Return a copy of each line that holds the string "Thời".

# # # # #

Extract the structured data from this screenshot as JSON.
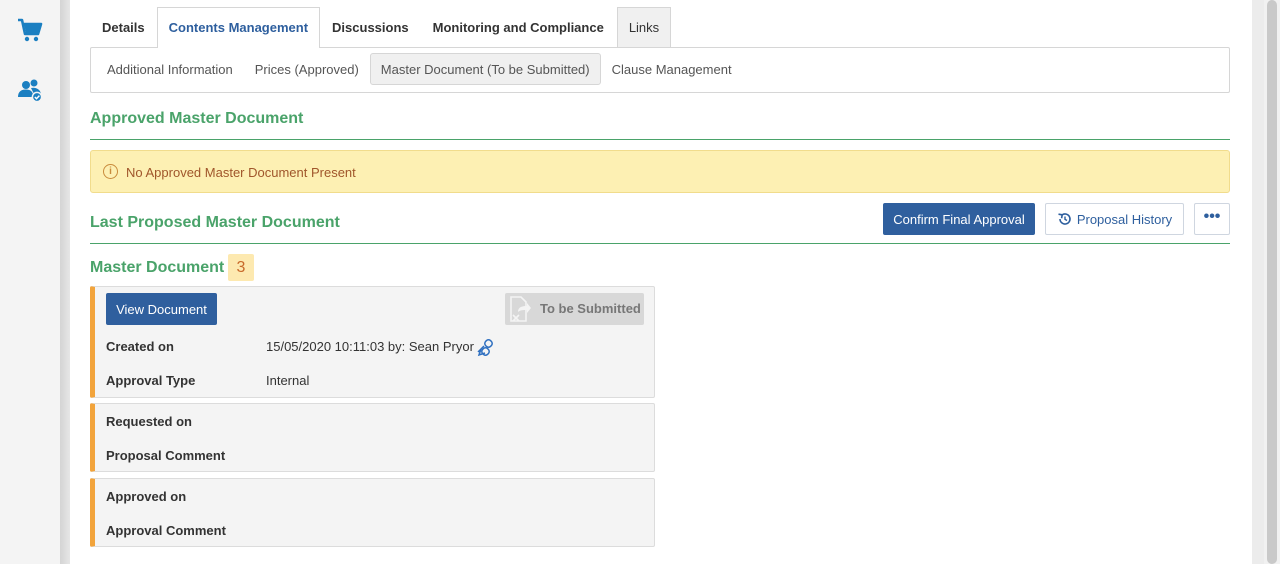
{
  "sidebar": {
    "icons": [
      {
        "name": "cart-icon"
      },
      {
        "name": "users-check-icon"
      }
    ]
  },
  "tabs": [
    {
      "label": "Details"
    },
    {
      "label": "Contents Management",
      "active": true
    },
    {
      "label": "Discussions"
    },
    {
      "label": "Monitoring and Compliance"
    },
    {
      "label": "Links"
    }
  ],
  "subtabs": [
    {
      "label": "Additional Information"
    },
    {
      "label": "Prices (Approved)"
    },
    {
      "label": "Master Document (To be Submitted)",
      "active": true
    },
    {
      "label": "Clause Management"
    }
  ],
  "approved_section": {
    "title": "Approved Master Document",
    "alert_text": "No Approved Master Document Present",
    "alert_icon": "info-icon"
  },
  "proposed_section": {
    "title": "Last Proposed Master Document",
    "confirm_label": "Confirm Final Approval",
    "history_label": "Proposal History",
    "more_label": "•••"
  },
  "master_document": {
    "title": "Master Document",
    "badge": "3",
    "view_label": "View Document",
    "status": "To be Submitted",
    "created_on_label": "Created on",
    "created_on_value": "15/05/2020 10:11:03 by: Sean Pryor",
    "approval_type_label": "Approval Type",
    "approval_type_value": "Internal",
    "requested_on_label": "Requested on",
    "proposal_comment_label": "Proposal Comment",
    "approved_on_label": "Approved on",
    "approval_comment_label": "Approval Comment"
  },
  "colors": {
    "brand_blue": "#2f5f9e",
    "section_green": "#4aa36a",
    "accent_orange": "#f2a43c",
    "alert_bg": "#fdf0b3"
  }
}
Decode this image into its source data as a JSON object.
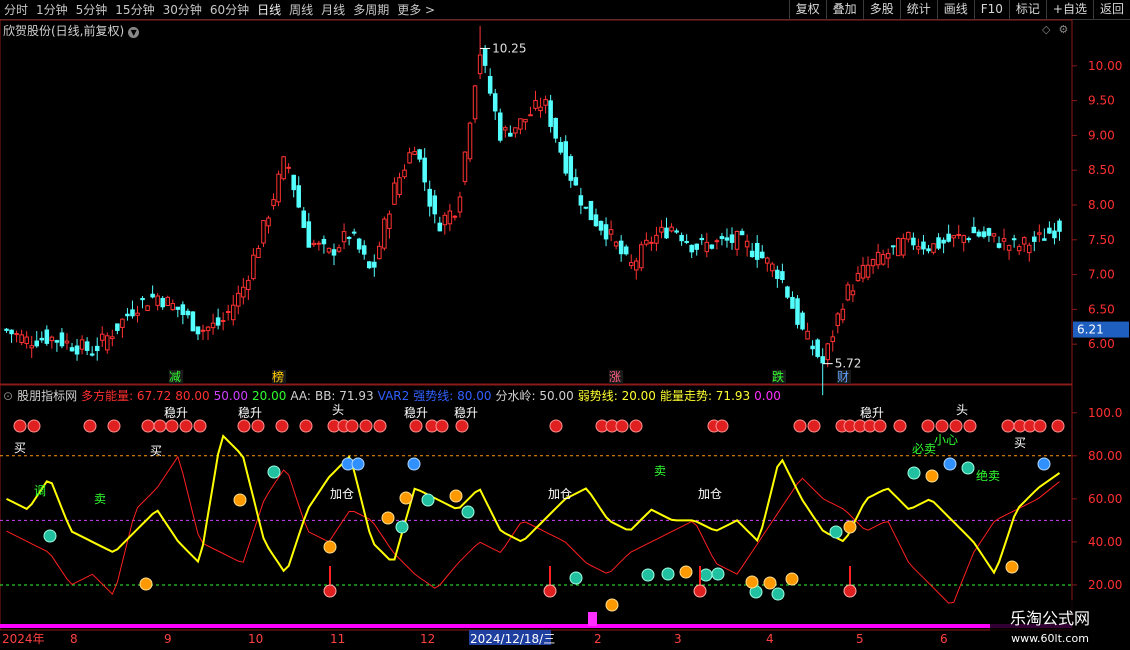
{
  "toolbar": {
    "periods": [
      "分时",
      "1分钟",
      "5分钟",
      "15分钟",
      "30分钟",
      "60分钟",
      "日线",
      "周线",
      "月线",
      "多周期",
      "更多"
    ],
    "active_period": "日线",
    "more_arrow": ">",
    "right_buttons": [
      "复权",
      "叠加",
      "多股",
      "统计",
      "画线",
      "F10",
      "标记",
      "+自选",
      "返回"
    ]
  },
  "stock": {
    "title": "欣贺股份(日线,前复权)",
    "current_price_label": "6.21",
    "high_label": "10.25",
    "low_label": "5.72"
  },
  "indicator": {
    "name": "股朋指标网",
    "fields": [
      {
        "label": "多方能量:",
        "value": "67.72",
        "color": "#ff3030"
      },
      {
        "label": "",
        "value": "80.00",
        "color": "#ff3030"
      },
      {
        "label": "",
        "value": "50.00",
        "color": "#d040ff"
      },
      {
        "label": "",
        "value": "20.00",
        "color": "#30ff30"
      },
      {
        "label": "AA:",
        "value": "",
        "color": "#d0d0d0"
      },
      {
        "label": "BB:",
        "value": "71.93",
        "color": "#d0d0d0"
      },
      {
        "label": "VAR2",
        "value": "",
        "color": "#3060ff"
      },
      {
        "label": "强势线:",
        "value": "80.00",
        "color": "#3060ff"
      },
      {
        "label": "分水岭:",
        "value": "50.00",
        "color": "#d0d0d0"
      },
      {
        "label": "弱势线:",
        "value": "20.00",
        "color": "#ffff30"
      },
      {
        "label": "能量走势:",
        "value": "71.93",
        "color": "#ffff30"
      },
      {
        "label": "",
        "value": "0.00",
        "color": "#ff30ff"
      }
    ]
  },
  "colors": {
    "up": "#ff3232",
    "down": "#54ffff",
    "yellow_line": "#ffff00",
    "red_line": "#ff2020",
    "line80": "#ff9900",
    "line50": "#d040ff",
    "line20": "#30ff30"
  },
  "chart_data": {
    "type": "candlestick",
    "price_axis": {
      "ticks": [
        "10.00",
        "9.50",
        "9.00",
        "8.50",
        "8.00",
        "7.50",
        "7.00",
        "6.50",
        "6.00"
      ],
      "range": [
        5.6,
        10.4
      ]
    },
    "indicator_axis": {
      "ticks": [
        "100.0",
        "80.00",
        "60.00",
        "40.00",
        "20.00"
      ],
      "range": [
        0,
        105
      ]
    },
    "date_labels": [
      "2024年",
      "8",
      "9",
      "10",
      "11",
      "12",
      "2024/12/18/三",
      "2",
      "3",
      "4",
      "5",
      "6"
    ],
    "bottom_markers": [
      {
        "text": "减",
        "color": "#30ff30"
      },
      {
        "text": "榜",
        "color": "#ffcc00"
      },
      {
        "text": "涨",
        "color": "#ff6080"
      },
      {
        "text": "跌",
        "color": "#30ff30"
      },
      {
        "text": "财",
        "color": "#60a0ff"
      }
    ],
    "close_keypoints": [
      6.2,
      6.05,
      6.1,
      6.0,
      5.9,
      6.2,
      6.55,
      6.7,
      6.5,
      6.2,
      6.3,
      6.8,
      7.7,
      8.7,
      7.5,
      7.3,
      7.6,
      7.0,
      8.2,
      8.9,
      7.7,
      8.0,
      10.25,
      9.0,
      9.2,
      9.5,
      8.6,
      7.9,
      7.6,
      7.1,
      7.5,
      7.7,
      7.4,
      7.45,
      7.5,
      7.3,
      7.0,
      6.2,
      5.72,
      6.7,
      7.1,
      7.3,
      7.5,
      7.4,
      7.5,
      7.6,
      7.5,
      7.4,
      7.5,
      7.7
    ],
    "yellow_keypoints": [
      60,
      55,
      70,
      45,
      40,
      35,
      45,
      55,
      40,
      30,
      90,
      80,
      40,
      25,
      55,
      70,
      80,
      40,
      30,
      65,
      60,
      55,
      65,
      45,
      40,
      50,
      60,
      65,
      50,
      45,
      55,
      50,
      50,
      45,
      50,
      40,
      80,
      60,
      45,
      40,
      60,
      65,
      55,
      60,
      50,
      40,
      25,
      55,
      65,
      72
    ],
    "red_keypoints": [
      45,
      40,
      35,
      20,
      25,
      15,
      55,
      65,
      80,
      40,
      35,
      30,
      60,
      75,
      45,
      40,
      55,
      50,
      35,
      25,
      18,
      30,
      40,
      35,
      50,
      45,
      40,
      30,
      25,
      35,
      40,
      45,
      50,
      30,
      25,
      40,
      55,
      70,
      60,
      55,
      45,
      50,
      30,
      20,
      10,
      35,
      50,
      55,
      60,
      68
    ],
    "labels": [
      "稳升",
      "稳升",
      "头",
      "稳升",
      "稳升",
      "稳升",
      "买",
      "买",
      "卖",
      "调",
      "加仓",
      "卖",
      "必卖",
      "小心",
      "绝卖",
      "加仓",
      "加仓",
      "买",
      "头"
    ]
  }
}
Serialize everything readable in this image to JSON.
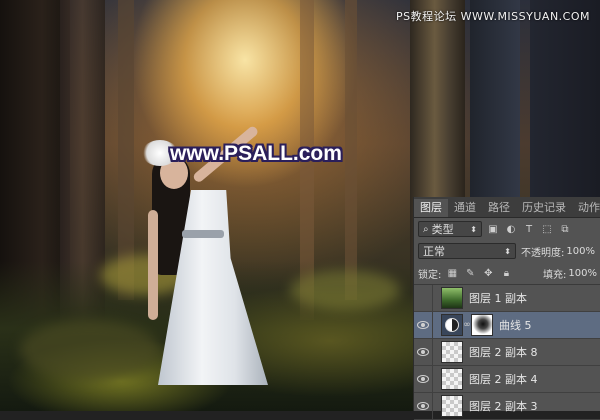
{
  "watermark_top": "PS教程论坛 WWW.MISSYUAN.COM",
  "watermark_main": "www.PSALL.com",
  "panel": {
    "tabs": [
      "图层",
      "通道",
      "路径",
      "历史记录",
      "动作"
    ],
    "active_tab": 0,
    "filter_label": "类型",
    "blend_mode": "正常",
    "opacity_label": "不透明度:",
    "opacity_value": "100%",
    "lock_label": "锁定:",
    "fill_label": "填充:",
    "fill_value": "100%",
    "layers": [
      {
        "name": "图层 1 副本",
        "visible": false,
        "thumb": "forest",
        "selected": false
      },
      {
        "name": "曲线 5",
        "visible": true,
        "thumb": "curves",
        "selected": true
      },
      {
        "name": "图层 2 副本 8",
        "visible": true,
        "thumb": "transparent",
        "selected": false
      },
      {
        "name": "图层 2 副本 4",
        "visible": true,
        "thumb": "transparent",
        "selected": false
      },
      {
        "name": "图层 2 副本 3",
        "visible": true,
        "thumb": "transparent",
        "selected": false
      }
    ]
  },
  "colors": {
    "accent_selected": "#5e6c82",
    "panel_bg": "#535353"
  }
}
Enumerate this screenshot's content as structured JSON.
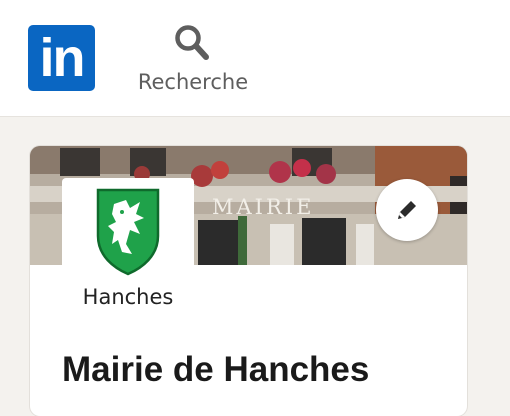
{
  "header": {
    "logo_text": "in",
    "nav": {
      "search_label": "Recherche",
      "search_icon": "search-icon"
    }
  },
  "profile": {
    "logo_caption": "Hanches",
    "cover_sign": "MAIRIE",
    "name": "Mairie de Hanches",
    "edit_icon": "pencil-icon"
  },
  "colors": {
    "brand": "#0a66c2",
    "crest_green": "#1fa24a",
    "background": "#f4f2ee"
  }
}
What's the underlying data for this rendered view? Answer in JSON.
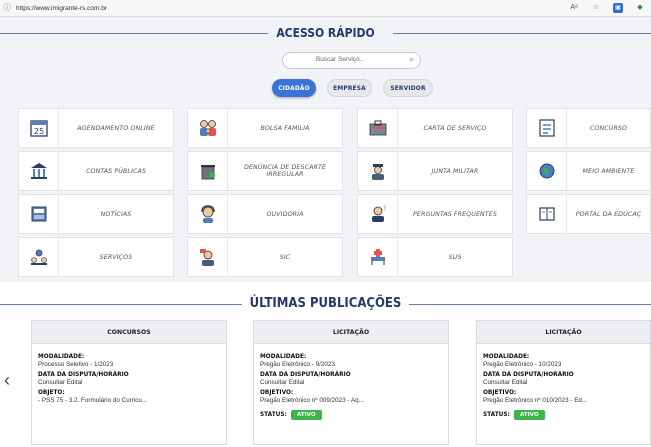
{
  "browser": {
    "url": "https://www.imigrante-rs.com.br"
  },
  "quick_access": {
    "title": "ACESSO RÁPIDO",
    "search_placeholder": "Buscar Serviço...",
    "tabs": [
      {
        "label": "CIDADÃO",
        "active": true
      },
      {
        "label": "EMPRESA",
        "active": false
      },
      {
        "label": "SERVIDOR",
        "active": false
      }
    ],
    "tiles": [
      {
        "label": "AGENDAMENTO ONLINE",
        "icon": "calendar-icon"
      },
      {
        "label": "BOLSA FAMÍLIA",
        "icon": "family-icon"
      },
      {
        "label": "CARTA DE SERVIÇO",
        "icon": "service-letter-icon"
      },
      {
        "label": "CONCURSO",
        "icon": "exam-icon"
      },
      {
        "label": "CONTAS PÚBLICAS",
        "icon": "public-accounts-icon"
      },
      {
        "label": "DENÚNCIA DE DESCARTE IRREGULAR",
        "icon": "trash-report-icon"
      },
      {
        "label": "JUNTA MILITAR",
        "icon": "military-icon"
      },
      {
        "label": "MEIO AMBIENTE",
        "icon": "environment-icon"
      },
      {
        "label": "NOTÍCIAS",
        "icon": "news-icon"
      },
      {
        "label": "OUVIDORIA",
        "icon": "ombudsman-icon"
      },
      {
        "label": "PERGUNTAS FREQUENTES",
        "icon": "faq-icon"
      },
      {
        "label": "PORTAL DA EDUCAÇ",
        "icon": "education-portal-icon"
      },
      {
        "label": "SERVIÇOS",
        "icon": "services-icon"
      },
      {
        "label": "SIC",
        "icon": "sic-icon"
      },
      {
        "label": "SUS",
        "icon": "health-icon"
      }
    ]
  },
  "publications": {
    "title": "ÚLTIMAS PUBLICAÇÕES",
    "cards": [
      {
        "category": "CONCURSOS",
        "modalidade_label": "MODALIDADE:",
        "modalidade": "Processo Seletivo - 1/2023",
        "data_label": "DATA DA DISPUTA/HORÁRIO",
        "data": "Consultar Edital",
        "objeto_label": "OBJETO:",
        "objeto": "- PSS 75 - 3.2. Formulário do Curricu...",
        "status_label": "",
        "status": ""
      },
      {
        "category": "LICITAÇÃO",
        "modalidade_label": "MODALIDADE:",
        "modalidade": "Pregão Eletrônico - 9/2023",
        "data_label": "DATA DA DISPUTA/HORÁRIO",
        "data": "Consultar Edital",
        "objeto_label": "OBJETIVO:",
        "objeto": "Pregão Eletrônico nº 009/2023 - Aq...",
        "status_label": "STATUS:",
        "status": "ATIVO"
      },
      {
        "category": "LICITAÇÃO",
        "modalidade_label": "MODALIDADE:",
        "modalidade": "Pregão Eletrônico - 10/2023",
        "data_label": "DATA DA DISPUTA/HORÁRIO",
        "data": "Consultar Edital",
        "objeto_label": "OBJETIVO:",
        "objeto": "Pregão Eletrônico nº 010/2023 - Ed...",
        "status_label": "STATUS:",
        "status": "ATIVO"
      }
    ]
  },
  "colors": {
    "accent": "#3a72d8",
    "heading": "#233a6b",
    "status_active": "#3cb44a",
    "section_bg": "#f1f3f6"
  }
}
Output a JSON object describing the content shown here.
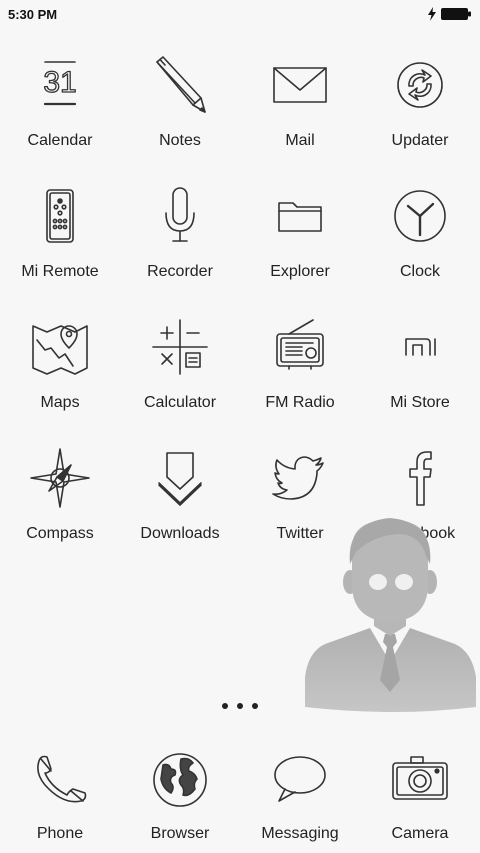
{
  "status_bar": {
    "time": "5:30 PM"
  },
  "apps": [
    {
      "label": "Calendar",
      "icon": "calendar-icon",
      "date_num": "31"
    },
    {
      "label": "Notes",
      "icon": "pencil-icon"
    },
    {
      "label": "Mail",
      "icon": "envelope-icon"
    },
    {
      "label": "Updater",
      "icon": "refresh-icon"
    },
    {
      "label": "Mi Remote",
      "icon": "remote-icon"
    },
    {
      "label": "Recorder",
      "icon": "microphone-icon"
    },
    {
      "label": "Explorer",
      "icon": "folder-icon"
    },
    {
      "label": "Clock",
      "icon": "clock-icon"
    },
    {
      "label": "Maps",
      "icon": "map-icon"
    },
    {
      "label": "Calculator",
      "icon": "calculator-icon"
    },
    {
      "label": "FM Radio",
      "icon": "radio-icon"
    },
    {
      "label": "Mi Store",
      "icon": "mi-logo-icon"
    },
    {
      "label": "Compass",
      "icon": "compass-icon"
    },
    {
      "label": "Downloads",
      "icon": "download-icon"
    },
    {
      "label": "Twitter",
      "icon": "twitter-bird-icon"
    },
    {
      "label": "Facebook",
      "icon": "facebook-f-icon"
    }
  ],
  "dock": [
    {
      "label": "Phone",
      "icon": "phone-handset-icon"
    },
    {
      "label": "Browser",
      "icon": "globe-icon"
    },
    {
      "label": "Messaging",
      "icon": "speech-bubble-icon"
    },
    {
      "label": "Camera",
      "icon": "camera-icon"
    }
  ],
  "page_indicator": {
    "pages": 3,
    "current": 2
  },
  "colors": {
    "background": "#f7f7f7",
    "text": "#222222",
    "line_icon": "#333333",
    "avatar": "#b3b3b3"
  }
}
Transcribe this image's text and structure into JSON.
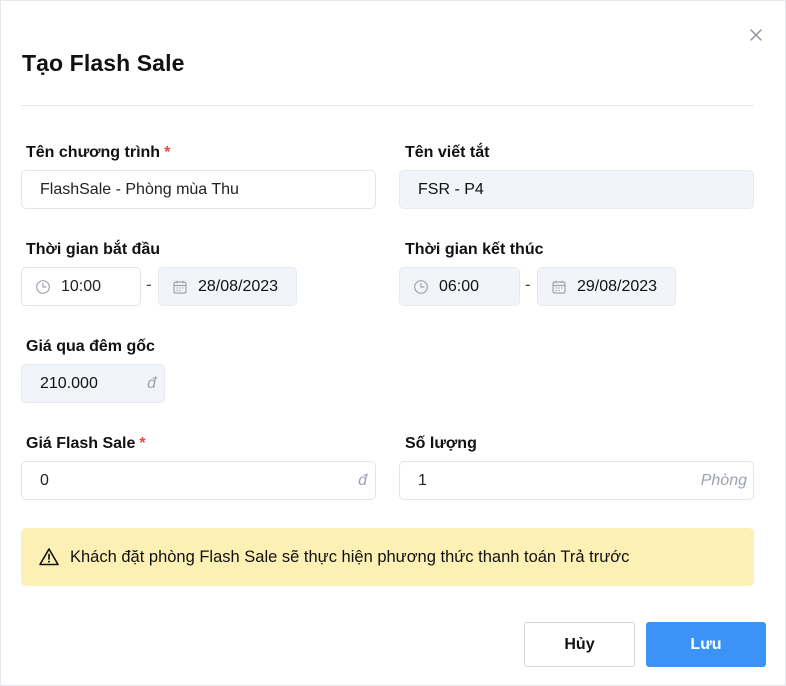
{
  "modal": {
    "title": "Tạo Flash Sale"
  },
  "form": {
    "program_name": {
      "label": "Tên chương trình",
      "required": "*",
      "value": "FlashSale - Phòng mùa Thu"
    },
    "short_name": {
      "label": "Tên viết tắt",
      "value": "FSR - P4"
    },
    "start": {
      "label": "Thời gian bắt đầu",
      "time": "10:00",
      "separator": "-",
      "date": "28/08/2023"
    },
    "end": {
      "label": "Thời gian kết thúc",
      "time": "06:00",
      "separator": "-",
      "date": "29/08/2023"
    },
    "original_price": {
      "label": "Giá qua đêm gốc",
      "value": "210.000",
      "suffix": "đ"
    },
    "flash_price": {
      "label": "Giá Flash Sale",
      "required": "*",
      "value": "0",
      "suffix": "đ"
    },
    "quantity": {
      "label": "Số lượng",
      "value": "1",
      "suffix": "Phòng"
    }
  },
  "alert": {
    "text": "Khách đặt phòng Flash Sale sẽ thực hiện phương thức thanh toán Trả trước",
    "bg_color": "#fdf0b4"
  },
  "footer": {
    "cancel_label": "Hủy",
    "save_label": "Lưu",
    "accent_color": "#3b93f7"
  },
  "icons": {
    "close": "close-icon",
    "clock": "clock-icon",
    "calendar": "calendar-icon",
    "warning": "warning-icon"
  }
}
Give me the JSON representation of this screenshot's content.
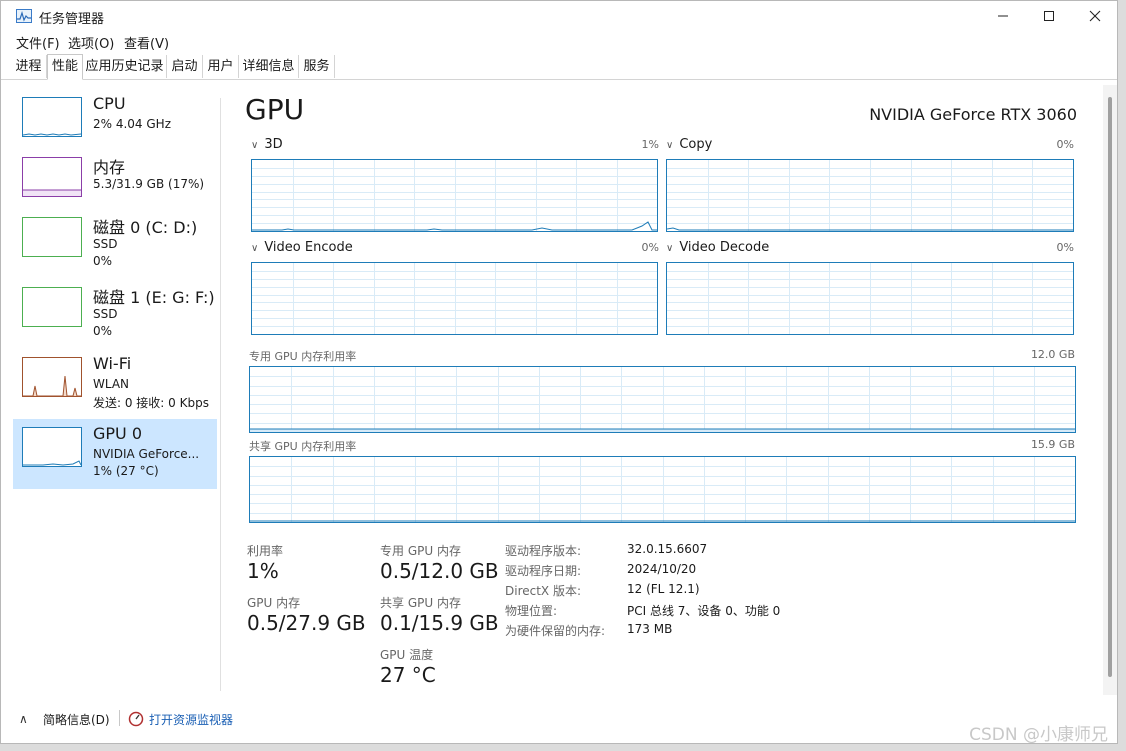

# # # # #

* [TASK ANSWER]
      "label": "Thời gian bắt đầu",
      "label": "Thời gian kết thúc",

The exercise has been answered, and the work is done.